→ **TASK DATA**
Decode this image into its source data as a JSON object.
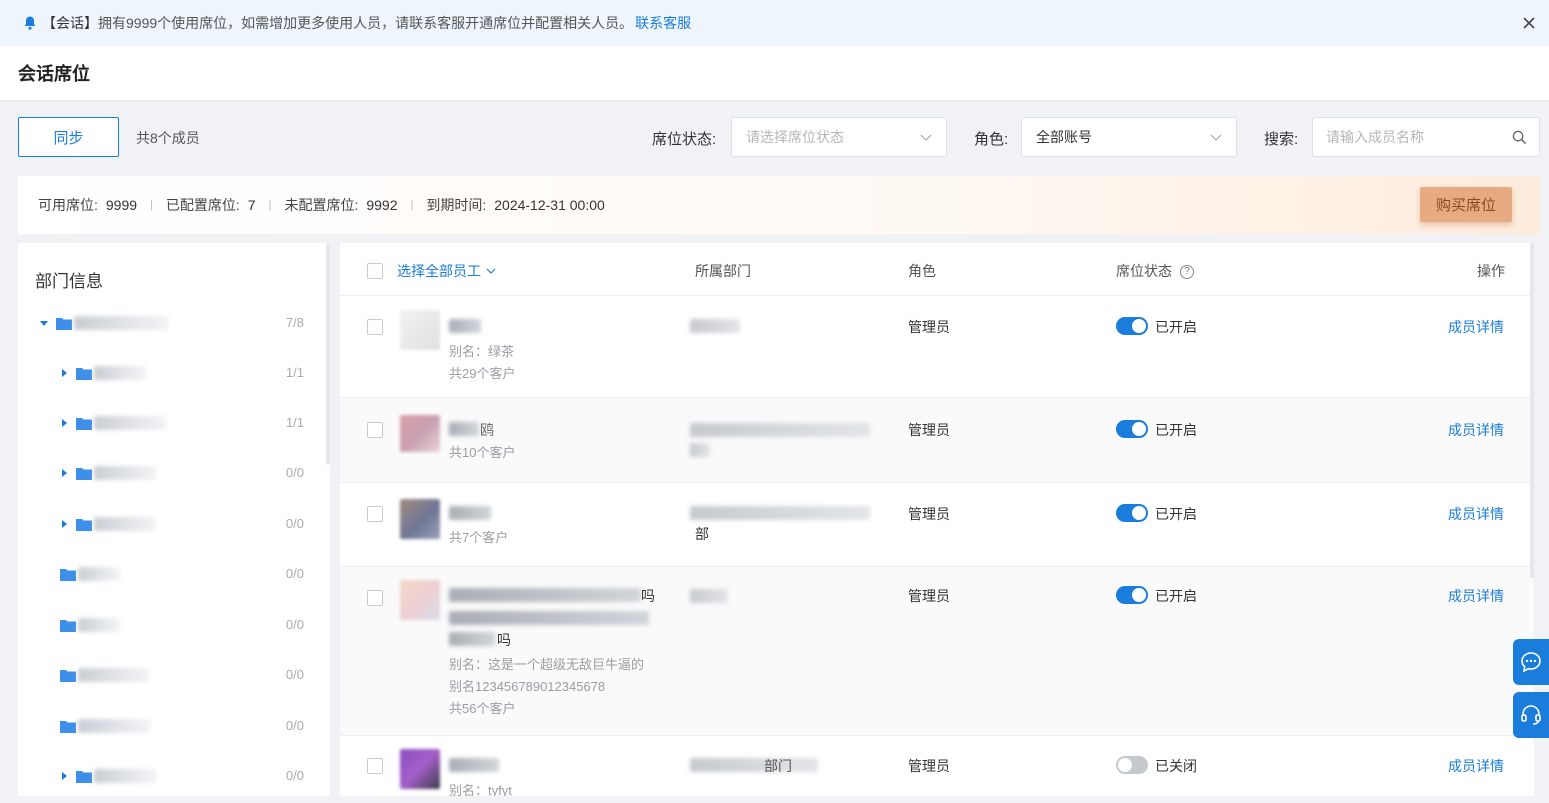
{
  "notice": {
    "tag": "【会话】",
    "message": "拥有9999个使用席位，如需增加更多使用人员，请联系客服开通席位并配置相关人员。",
    "link": "联系客服"
  },
  "header": {
    "title": "会话席位"
  },
  "toolbar": {
    "sync_label": "同步",
    "member_count": "共8个成员",
    "seat_status_label": "席位状态:",
    "seat_status_placeholder": "请选择席位状态",
    "role_label": "角色:",
    "role_value": "全部账号",
    "search_label": "搜索:",
    "search_placeholder": "请输入成员名称"
  },
  "seats": {
    "available_label": "可用席位:",
    "available_value": "9999",
    "configured_label": "已配置席位:",
    "configured_value": "7",
    "unconfigured_label": "未配置席位:",
    "unconfigured_value": "9992",
    "expire_label": "到期时间:",
    "expire_value": "2024-12-31 00:00",
    "buy_label": "购买席位"
  },
  "dept": {
    "title": "部门信息",
    "counts": [
      "7/8",
      "1/1",
      "1/1",
      "0/0",
      "0/0",
      "0/0",
      "0/0",
      "0/0",
      "0/0",
      "0/0"
    ]
  },
  "table": {
    "headers": {
      "select_all": "选择全部员工",
      "department": "所属部门",
      "role": "角色",
      "status": "席位状态",
      "action": "操作"
    },
    "rows": [
      {
        "alias": "别名：绿茶",
        "customers": "共29个客户",
        "role": "管理员",
        "status": "已开启",
        "enabled": true,
        "action": "成员详情"
      },
      {
        "name_suffix": "鸥",
        "customers": "共10个客户",
        "role": "管理员",
        "status": "已开启",
        "enabled": true,
        "action": "成员详情"
      },
      {
        "customers": "共7个客户",
        "dept_suffix": "部",
        "role": "管理员",
        "status": "已开启",
        "enabled": true,
        "action": "成员详情"
      },
      {
        "name_suffix": "吗",
        "name_suffix2": "吗",
        "alias": "别名：这是一个超级无敌巨牛逼的",
        "alias2": "别名123456789012345678",
        "customers": "共56个客户",
        "role": "管理员",
        "status": "已开启",
        "enabled": true,
        "action": "成员详情"
      },
      {
        "alias": "别名：tyfyt",
        "dept_suffix": "部门",
        "role": "管理员",
        "status": "已关闭",
        "enabled": false,
        "action": "成员详情"
      }
    ]
  },
  "colors": {
    "primary": "#1a7ddb",
    "buy_button": "#e6ab80",
    "notice_bg": "#eef5fd"
  },
  "icons": [
    "bell-icon",
    "close-icon",
    "chevron-down-icon",
    "search-icon",
    "folder-icon",
    "caret-icon",
    "help-icon",
    "chat-icon",
    "headset-icon"
  ]
}
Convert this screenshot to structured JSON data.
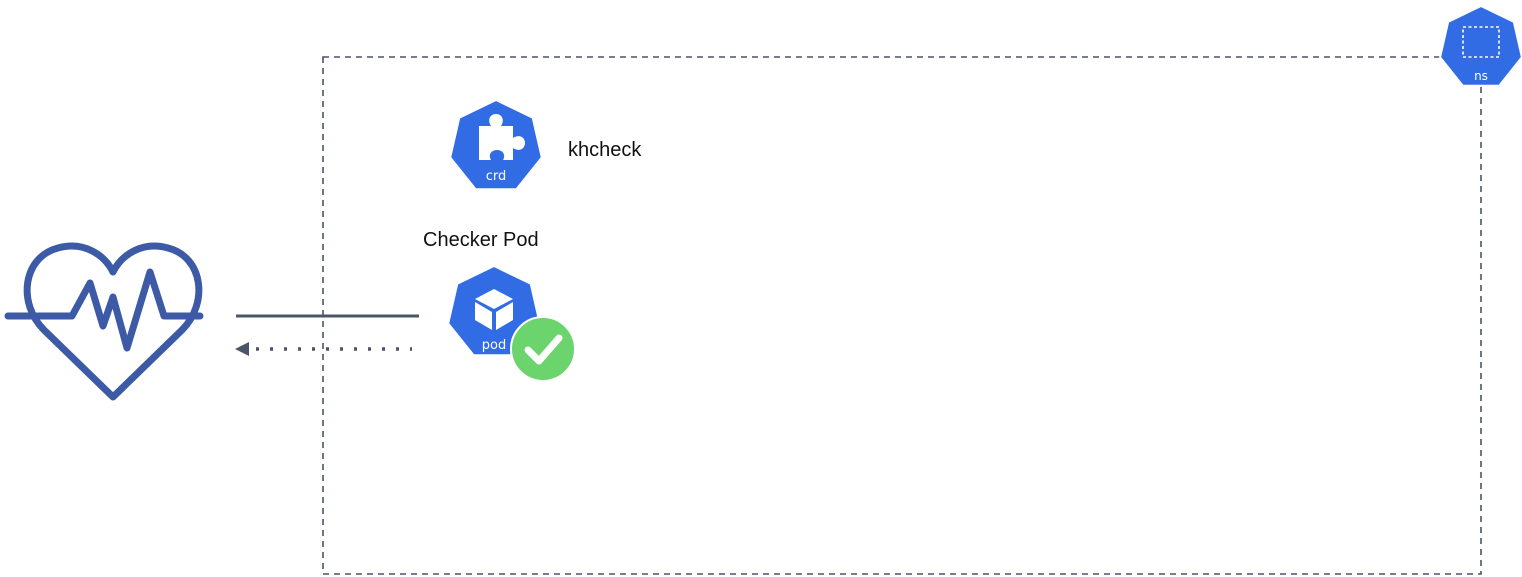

→ **THE TASK**
Reproduce every record above exactly, omitting the pictures.

→ **TASK ANSWER**
Decode this image into its source data as a JSON object.
{
  "notice": {
    "tag": "【会话】",
    "message": "拥有9999个使用席位，如需增加更多使用人员，请联系客服开通席位并配置相关人员。",
    "link": "联系客服"
  },
  "header": {
    "title": "会话席位"
  },
  "toolbar": {
    "sync_label": "同步",
    "member_count": "共8个成员",
    "seat_status_label": "席位状态:",
    "seat_status_placeholder": "请选择席位状态",
    "role_label": "角色:",
    "role_value": "全部账号",
    "search_label": "搜索:",
    "search_placeholder": "请输入成员名称"
  },
  "seats": {
    "available_label": "可用席位:",
    "available_value": "9999",
    "configured_label": "已配置席位:",
    "configured_value": "7",
    "unconfigured_label": "未配置席位:",
    "unconfigured_value": "9992",
    "expire_label": "到期时间:",
    "expire_value": "2024-12-31 00:00",
    "buy_label": "购买席位"
  },
  "dept": {
    "title": "部门信息",
    "counts": [
      "7/8",
      "1/1",
      "1/1",
      "0/0",
      "0/0",
      "0/0",
      "0/0",
      "0/0",
      "0/0",
      "0/0"
    ]
  },
  "table": {
    "headers": {
      "select_all": "选择全部员工",
      "department": "所属部门",
      "role": "角色",
      "status": "席位状态",
      "action": "操作"
    },
    "rows": [
      {
        "alias": "别名：绿茶",
        "customers": "共29个客户",
        "role": "管理员",
        "status": "已开启",
        "enabled": true,
        "action": "成员详情"
      },
      {
        "name_suffix": "鸥",
        "customers": "共10个客户",
        "role": "管理员",
        "status": "已开启",
        "enabled": true,
        "action": "成员详情"
      },
      {
        "customers": "共7个客户",
        "dept_suffix": "部",
        "role": "管理员",
        "status": "已开启",
        "enabled": true,
        "action": "成员详情"
      },
      {
        "name_suffix": "吗",
        "name_suffix2": "吗",
        "alias": "别名：这是一个超级无敌巨牛逼的",
        "alias2": "别名123456789012345678",
        "customers": "共56个客户",
        "role": "管理员",
        "status": "已开启",
        "enabled": true,
        "action": "成员详情"
      },
      {
        "alias": "别名：tyfyt",
        "dept_suffix": "部门",
        "role": "管理员",
        "status": "已关闭",
        "enabled": false,
        "action": "成员详情"
      }
    ]
  },
  "colors": {
    "primary": "#1a7ddb",
    "buy_button": "#e6ab80",
    "notice_bg": "#eef5fd"
  },
  "icons": [
    "bell-icon",
    "close-icon",
    "chevron-down-icon",
    "search-icon",
    "folder-icon",
    "caret-icon",
    "help-icon",
    "chat-icon",
    "headset-icon"
  ]
}
Convert this screenshot to structured JSON data.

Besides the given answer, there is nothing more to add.